→ **Written instruction**: Copy out the records in full, word for word, without pictures.

(Stored data)
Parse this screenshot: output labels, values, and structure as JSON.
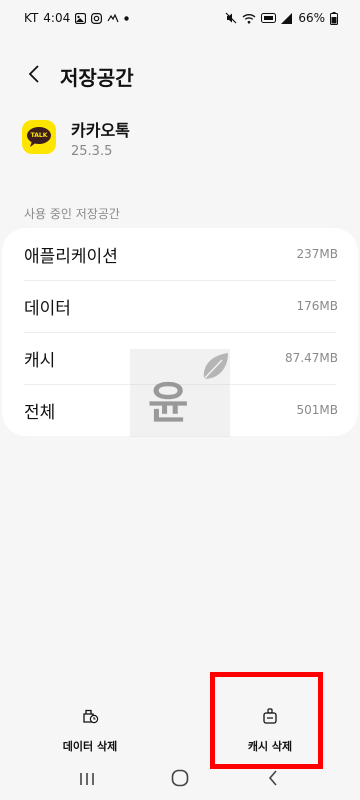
{
  "status_bar": {
    "carrier": "KT",
    "time": "4:04",
    "battery": "66%",
    "left_icons": [
      "gallery-icon",
      "instagram-icon",
      "signal-app-icon",
      "dot-icon"
    ],
    "right_icons": [
      "mute-icon",
      "wifi-icon",
      "volte-icon",
      "signal-icon",
      "battery-icon"
    ]
  },
  "header": {
    "title": "저장공간"
  },
  "app": {
    "name": "카카오톡",
    "version": "25.3.5",
    "icon_label": "TALK",
    "icon_color": "#fee500"
  },
  "storage": {
    "section_label": "사용 중인 저장공간",
    "rows": [
      {
        "label": "애플리케이션",
        "value": "237MB"
      },
      {
        "label": "데이터",
        "value": "176MB"
      },
      {
        "label": "캐시",
        "value": "87.47MB"
      },
      {
        "label": "전체",
        "value": "501MB"
      }
    ]
  },
  "watermark": {
    "text": "윤"
  },
  "actions": {
    "clear_data": "데이터 삭제",
    "clear_cache": "캐시 삭제"
  },
  "highlight_color": "#ff0000"
}
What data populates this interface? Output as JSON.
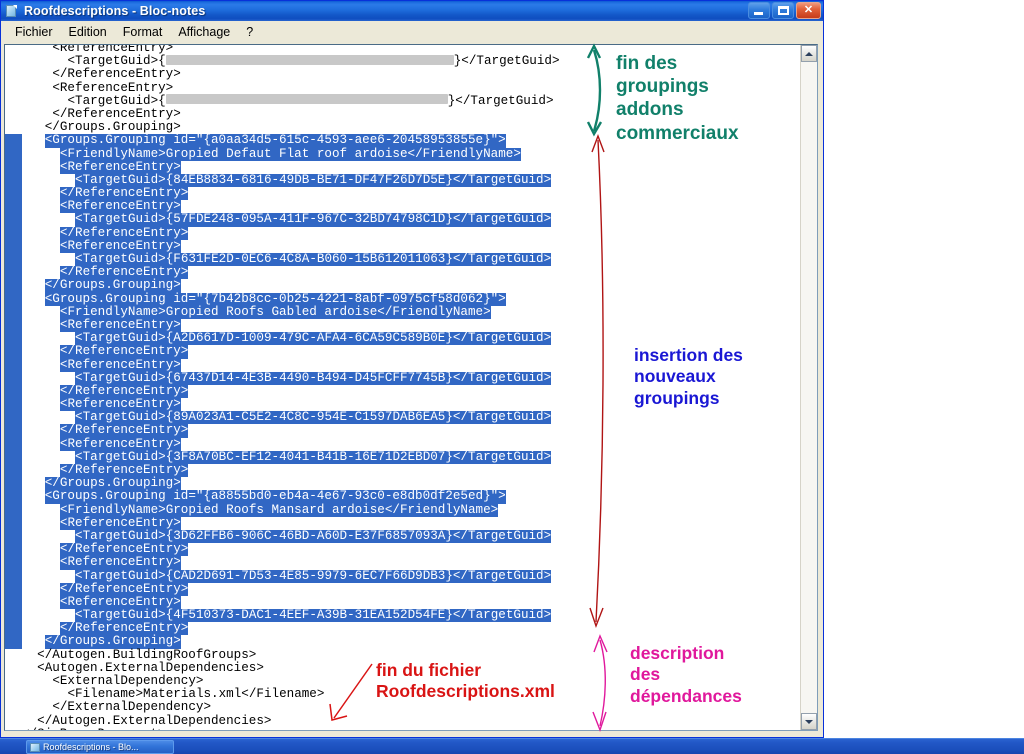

→ **Written answer**:
Parse this screenshot: output labels, values, and structure as JSON.
{
  "status_bar": {
    "carrier": "KT",
    "time": "4:04",
    "battery": "66%",
    "left_icons": [
      "gallery-icon",
      "instagram-icon",
      "signal-app-icon",
      "dot-icon"
    ],
    "right_icons": [
      "mute-icon",
      "wifi-icon",
      "volte-icon",
      "signal-icon",
      "battery-icon"
    ]
  },
  "header": {
    "title": "저장공간"
  },
  "app": {
    "name": "카카오톡",
    "version": "25.3.5",
    "icon_label": "TALK",
    "icon_color": "#fee500"
  },
  "storage": {
    "section_label": "사용 중인 저장공간",
    "rows": [
      {
        "label": "애플리케이션",
        "value": "237MB"
      },
      {
        "label": "데이터",
        "value": "176MB"
      },
      {
        "label": "캐시",
        "value": "87.47MB"
      },
      {
        "label": "전체",
        "value": "501MB"
      }
    ]
  },
  "watermark": {
    "text": "윤"
  },
  "actions": {
    "clear_data": "데이터 삭제",
    "clear_cache": "캐시 삭제"
  },
  "highlight_color": "#ff0000"
}
What data populates this interface? Output as JSON.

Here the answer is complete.